»»

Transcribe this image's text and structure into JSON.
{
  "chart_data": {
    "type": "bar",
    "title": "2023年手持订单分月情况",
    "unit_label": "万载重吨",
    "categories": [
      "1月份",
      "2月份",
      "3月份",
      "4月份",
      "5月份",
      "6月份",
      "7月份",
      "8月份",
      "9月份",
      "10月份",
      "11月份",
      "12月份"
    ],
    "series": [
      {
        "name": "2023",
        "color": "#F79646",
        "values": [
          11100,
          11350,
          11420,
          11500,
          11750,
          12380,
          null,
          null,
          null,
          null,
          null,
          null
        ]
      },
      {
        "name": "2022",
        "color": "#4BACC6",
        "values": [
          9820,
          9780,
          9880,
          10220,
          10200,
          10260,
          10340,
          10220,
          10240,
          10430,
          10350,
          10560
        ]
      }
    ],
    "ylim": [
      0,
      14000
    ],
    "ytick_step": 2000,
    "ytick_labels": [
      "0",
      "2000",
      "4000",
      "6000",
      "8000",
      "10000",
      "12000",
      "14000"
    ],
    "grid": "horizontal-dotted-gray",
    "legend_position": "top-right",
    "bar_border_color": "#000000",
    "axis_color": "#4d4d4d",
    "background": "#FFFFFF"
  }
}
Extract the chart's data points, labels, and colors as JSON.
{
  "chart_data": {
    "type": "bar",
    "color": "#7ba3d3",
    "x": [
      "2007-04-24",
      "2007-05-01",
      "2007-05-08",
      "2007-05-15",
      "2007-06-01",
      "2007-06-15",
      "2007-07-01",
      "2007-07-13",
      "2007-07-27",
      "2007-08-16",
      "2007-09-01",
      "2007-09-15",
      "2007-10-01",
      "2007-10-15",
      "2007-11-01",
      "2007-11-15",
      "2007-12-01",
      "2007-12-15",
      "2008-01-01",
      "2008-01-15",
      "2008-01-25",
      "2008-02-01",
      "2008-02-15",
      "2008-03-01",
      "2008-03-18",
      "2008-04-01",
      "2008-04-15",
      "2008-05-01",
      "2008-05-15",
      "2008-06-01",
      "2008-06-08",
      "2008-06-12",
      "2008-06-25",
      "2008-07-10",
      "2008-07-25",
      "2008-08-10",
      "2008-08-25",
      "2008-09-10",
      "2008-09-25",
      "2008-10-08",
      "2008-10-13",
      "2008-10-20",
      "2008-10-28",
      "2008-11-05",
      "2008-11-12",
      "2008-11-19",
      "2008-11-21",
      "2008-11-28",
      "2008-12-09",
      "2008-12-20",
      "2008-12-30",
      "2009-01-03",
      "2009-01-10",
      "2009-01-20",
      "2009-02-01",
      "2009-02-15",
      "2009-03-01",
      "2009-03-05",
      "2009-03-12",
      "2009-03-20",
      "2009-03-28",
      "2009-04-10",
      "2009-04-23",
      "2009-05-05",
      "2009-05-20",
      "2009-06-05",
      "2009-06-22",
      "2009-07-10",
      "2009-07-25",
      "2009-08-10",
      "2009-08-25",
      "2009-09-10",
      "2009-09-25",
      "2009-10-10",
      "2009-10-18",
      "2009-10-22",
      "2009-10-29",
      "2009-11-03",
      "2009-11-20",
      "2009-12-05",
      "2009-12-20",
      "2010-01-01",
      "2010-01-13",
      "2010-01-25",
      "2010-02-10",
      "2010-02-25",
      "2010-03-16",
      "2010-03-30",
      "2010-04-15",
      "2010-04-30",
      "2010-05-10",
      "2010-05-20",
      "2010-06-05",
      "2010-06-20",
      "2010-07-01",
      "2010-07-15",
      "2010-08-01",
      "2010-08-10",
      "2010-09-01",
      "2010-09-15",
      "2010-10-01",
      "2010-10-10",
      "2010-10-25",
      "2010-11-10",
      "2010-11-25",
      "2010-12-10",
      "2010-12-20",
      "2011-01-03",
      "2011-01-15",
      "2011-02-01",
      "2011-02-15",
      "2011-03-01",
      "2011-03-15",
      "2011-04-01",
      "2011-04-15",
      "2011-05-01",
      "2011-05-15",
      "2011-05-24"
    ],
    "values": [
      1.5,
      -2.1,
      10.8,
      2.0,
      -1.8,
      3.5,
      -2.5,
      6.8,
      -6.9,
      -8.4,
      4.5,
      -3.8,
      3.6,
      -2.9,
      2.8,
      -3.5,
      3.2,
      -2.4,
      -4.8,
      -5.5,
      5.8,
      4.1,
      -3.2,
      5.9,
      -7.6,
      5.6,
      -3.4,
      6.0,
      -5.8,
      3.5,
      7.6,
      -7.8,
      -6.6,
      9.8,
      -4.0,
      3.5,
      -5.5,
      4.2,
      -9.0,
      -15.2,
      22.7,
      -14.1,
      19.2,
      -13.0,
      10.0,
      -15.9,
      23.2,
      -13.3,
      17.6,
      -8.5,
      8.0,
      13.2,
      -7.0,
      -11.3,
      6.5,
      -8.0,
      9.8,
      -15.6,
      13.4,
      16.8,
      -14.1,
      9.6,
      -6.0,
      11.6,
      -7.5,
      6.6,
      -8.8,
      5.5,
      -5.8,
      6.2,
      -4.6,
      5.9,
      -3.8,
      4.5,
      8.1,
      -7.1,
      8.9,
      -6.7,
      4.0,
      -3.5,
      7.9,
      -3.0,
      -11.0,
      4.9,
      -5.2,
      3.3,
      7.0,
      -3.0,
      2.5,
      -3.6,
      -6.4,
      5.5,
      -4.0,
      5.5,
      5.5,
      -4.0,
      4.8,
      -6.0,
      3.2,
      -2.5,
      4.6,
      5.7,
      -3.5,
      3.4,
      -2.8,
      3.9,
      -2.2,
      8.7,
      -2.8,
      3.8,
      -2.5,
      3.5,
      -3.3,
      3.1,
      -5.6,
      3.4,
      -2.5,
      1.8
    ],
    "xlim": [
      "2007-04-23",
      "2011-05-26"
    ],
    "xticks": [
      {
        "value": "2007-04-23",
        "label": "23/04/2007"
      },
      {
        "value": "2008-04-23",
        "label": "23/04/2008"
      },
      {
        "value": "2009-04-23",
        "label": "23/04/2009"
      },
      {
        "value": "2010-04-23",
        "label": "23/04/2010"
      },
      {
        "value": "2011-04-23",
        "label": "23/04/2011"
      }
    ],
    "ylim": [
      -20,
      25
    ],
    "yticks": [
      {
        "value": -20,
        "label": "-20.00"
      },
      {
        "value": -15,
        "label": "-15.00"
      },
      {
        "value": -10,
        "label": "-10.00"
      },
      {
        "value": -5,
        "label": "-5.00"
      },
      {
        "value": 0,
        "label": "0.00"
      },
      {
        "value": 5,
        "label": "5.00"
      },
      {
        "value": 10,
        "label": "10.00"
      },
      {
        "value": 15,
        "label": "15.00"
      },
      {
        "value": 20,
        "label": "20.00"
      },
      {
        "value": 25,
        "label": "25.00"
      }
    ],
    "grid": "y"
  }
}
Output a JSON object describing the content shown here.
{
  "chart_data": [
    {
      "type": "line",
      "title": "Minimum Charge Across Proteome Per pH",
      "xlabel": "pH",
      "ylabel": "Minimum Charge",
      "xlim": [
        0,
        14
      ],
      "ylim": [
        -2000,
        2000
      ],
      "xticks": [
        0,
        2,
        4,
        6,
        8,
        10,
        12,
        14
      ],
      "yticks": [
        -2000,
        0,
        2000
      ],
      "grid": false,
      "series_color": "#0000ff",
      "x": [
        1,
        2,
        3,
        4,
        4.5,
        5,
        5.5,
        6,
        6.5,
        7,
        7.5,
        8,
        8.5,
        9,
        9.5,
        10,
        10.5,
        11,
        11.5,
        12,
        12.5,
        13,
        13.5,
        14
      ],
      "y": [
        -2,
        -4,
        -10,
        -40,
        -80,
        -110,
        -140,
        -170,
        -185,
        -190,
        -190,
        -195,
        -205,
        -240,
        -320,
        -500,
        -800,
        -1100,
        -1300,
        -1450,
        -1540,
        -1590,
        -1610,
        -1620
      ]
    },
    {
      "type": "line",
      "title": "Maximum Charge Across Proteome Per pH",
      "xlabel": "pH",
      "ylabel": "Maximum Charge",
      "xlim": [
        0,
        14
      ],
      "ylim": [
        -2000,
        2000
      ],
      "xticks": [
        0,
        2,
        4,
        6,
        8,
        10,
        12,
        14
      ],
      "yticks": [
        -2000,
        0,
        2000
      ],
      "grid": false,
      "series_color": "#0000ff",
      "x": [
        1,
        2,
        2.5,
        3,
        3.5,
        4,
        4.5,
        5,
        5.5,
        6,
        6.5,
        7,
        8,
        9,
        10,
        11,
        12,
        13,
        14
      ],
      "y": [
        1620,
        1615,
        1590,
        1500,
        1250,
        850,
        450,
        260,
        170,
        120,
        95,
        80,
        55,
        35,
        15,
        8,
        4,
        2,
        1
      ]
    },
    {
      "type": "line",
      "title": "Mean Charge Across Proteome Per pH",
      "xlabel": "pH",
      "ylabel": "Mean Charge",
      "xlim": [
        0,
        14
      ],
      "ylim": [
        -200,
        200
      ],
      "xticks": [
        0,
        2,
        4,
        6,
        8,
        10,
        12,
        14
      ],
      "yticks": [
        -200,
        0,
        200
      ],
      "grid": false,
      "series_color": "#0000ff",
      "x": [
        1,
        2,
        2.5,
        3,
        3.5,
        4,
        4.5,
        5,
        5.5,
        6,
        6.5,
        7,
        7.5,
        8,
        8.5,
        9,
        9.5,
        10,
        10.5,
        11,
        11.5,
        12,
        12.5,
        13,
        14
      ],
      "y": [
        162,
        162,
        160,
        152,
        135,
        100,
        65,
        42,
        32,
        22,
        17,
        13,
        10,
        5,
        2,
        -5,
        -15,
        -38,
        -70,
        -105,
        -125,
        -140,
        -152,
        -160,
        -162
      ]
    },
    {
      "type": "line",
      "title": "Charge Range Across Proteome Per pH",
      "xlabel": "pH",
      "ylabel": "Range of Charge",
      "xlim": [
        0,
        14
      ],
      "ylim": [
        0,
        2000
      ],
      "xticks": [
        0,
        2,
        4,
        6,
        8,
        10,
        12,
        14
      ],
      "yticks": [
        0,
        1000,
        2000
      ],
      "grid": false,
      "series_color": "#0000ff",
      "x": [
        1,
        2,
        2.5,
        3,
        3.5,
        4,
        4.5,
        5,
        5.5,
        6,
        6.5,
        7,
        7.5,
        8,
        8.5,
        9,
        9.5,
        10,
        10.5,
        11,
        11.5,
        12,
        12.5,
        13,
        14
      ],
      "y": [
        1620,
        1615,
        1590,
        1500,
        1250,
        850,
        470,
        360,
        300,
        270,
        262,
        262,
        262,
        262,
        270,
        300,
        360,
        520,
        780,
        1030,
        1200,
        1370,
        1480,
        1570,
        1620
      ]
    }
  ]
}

««

* [TASK PROMPT] Which lines of the data above contain "Minimum"? Copy each one.

* [THE RESULT]
      "title": "Minimum Charge Across Proteome Per pH",
      "ylabel": "Minimum Charge",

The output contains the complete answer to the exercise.